**Task directions**
Transcribe the listing verbatim. Do not carry over any pictures.

**Records to process**
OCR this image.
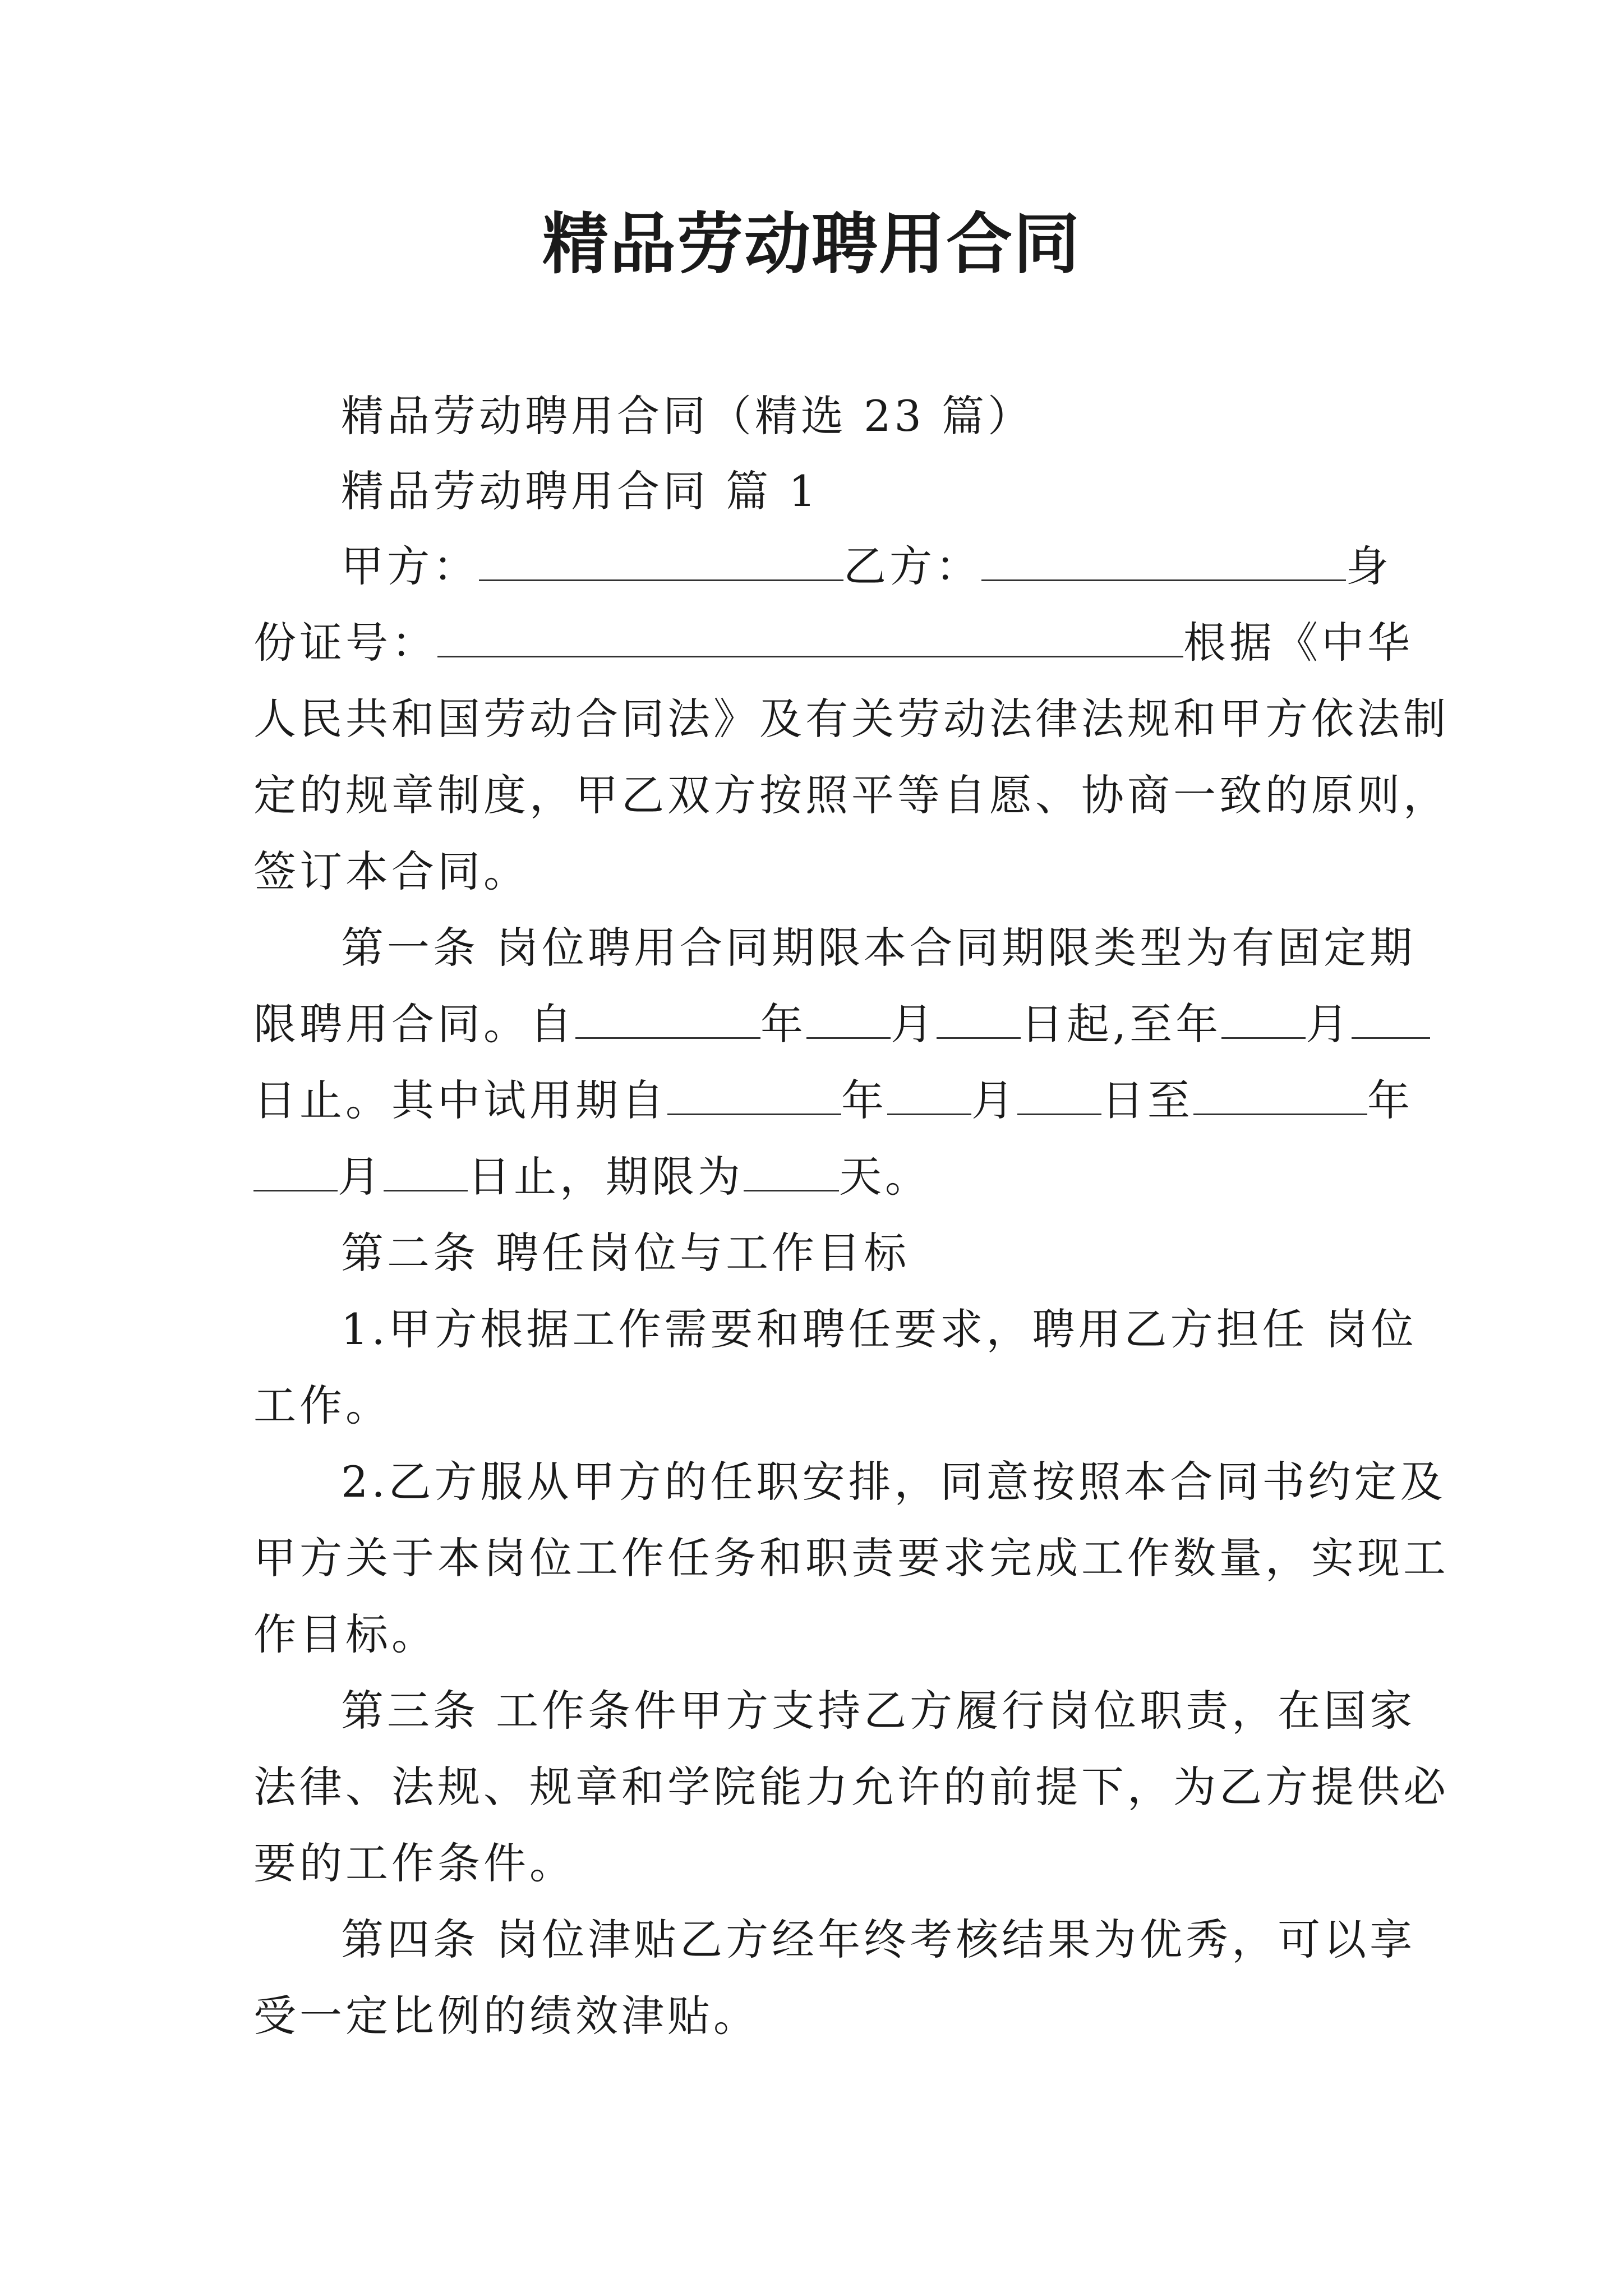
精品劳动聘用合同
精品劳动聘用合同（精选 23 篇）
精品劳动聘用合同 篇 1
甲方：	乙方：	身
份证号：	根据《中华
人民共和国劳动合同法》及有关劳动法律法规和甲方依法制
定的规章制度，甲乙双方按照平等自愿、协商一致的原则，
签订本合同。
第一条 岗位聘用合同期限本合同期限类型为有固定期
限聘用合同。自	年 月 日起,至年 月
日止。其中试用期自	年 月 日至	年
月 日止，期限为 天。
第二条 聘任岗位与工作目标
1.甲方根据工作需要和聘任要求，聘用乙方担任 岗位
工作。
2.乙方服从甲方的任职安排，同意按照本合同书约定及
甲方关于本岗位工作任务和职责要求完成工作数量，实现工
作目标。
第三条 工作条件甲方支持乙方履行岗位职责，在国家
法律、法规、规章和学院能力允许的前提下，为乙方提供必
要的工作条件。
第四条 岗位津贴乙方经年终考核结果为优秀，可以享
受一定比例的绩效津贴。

**The output**
OCR this image.
精品劳动聘用合同
精品劳动聘用合同（精选 23 篇）
精品劳动聘用合同 篇 1
甲方：	乙方：	身
份证号：	根据《中华
人民共和国劳动合同法》及有关劳动法律法规和甲方依法制
定的规章制度，甲乙双方按照平等自愿、协商一致的原则，
签订本合同。
第一条 岗位聘用合同期限本合同期限类型为有固定期
限聘用合同。自	年 月 日起,至年 月
日止。其中试用期自	年 月 日至	年
月 日止，期限为 天。
第二条 聘任岗位与工作目标
1.甲方根据工作需要和聘任要求，聘用乙方担任 岗位
工作。
2.乙方服从甲方的任职安排，同意按照本合同书约定及
甲方关于本岗位工作任务和职责要求完成工作数量，实现工
作目标。
第三条 工作条件甲方支持乙方履行岗位职责，在国家
法律、法规、规章和学院能力允许的前提下，为乙方提供必
要的工作条件。
第四条 岗位津贴乙方经年终考核结果为优秀，可以享
受一定比例的绩效津贴。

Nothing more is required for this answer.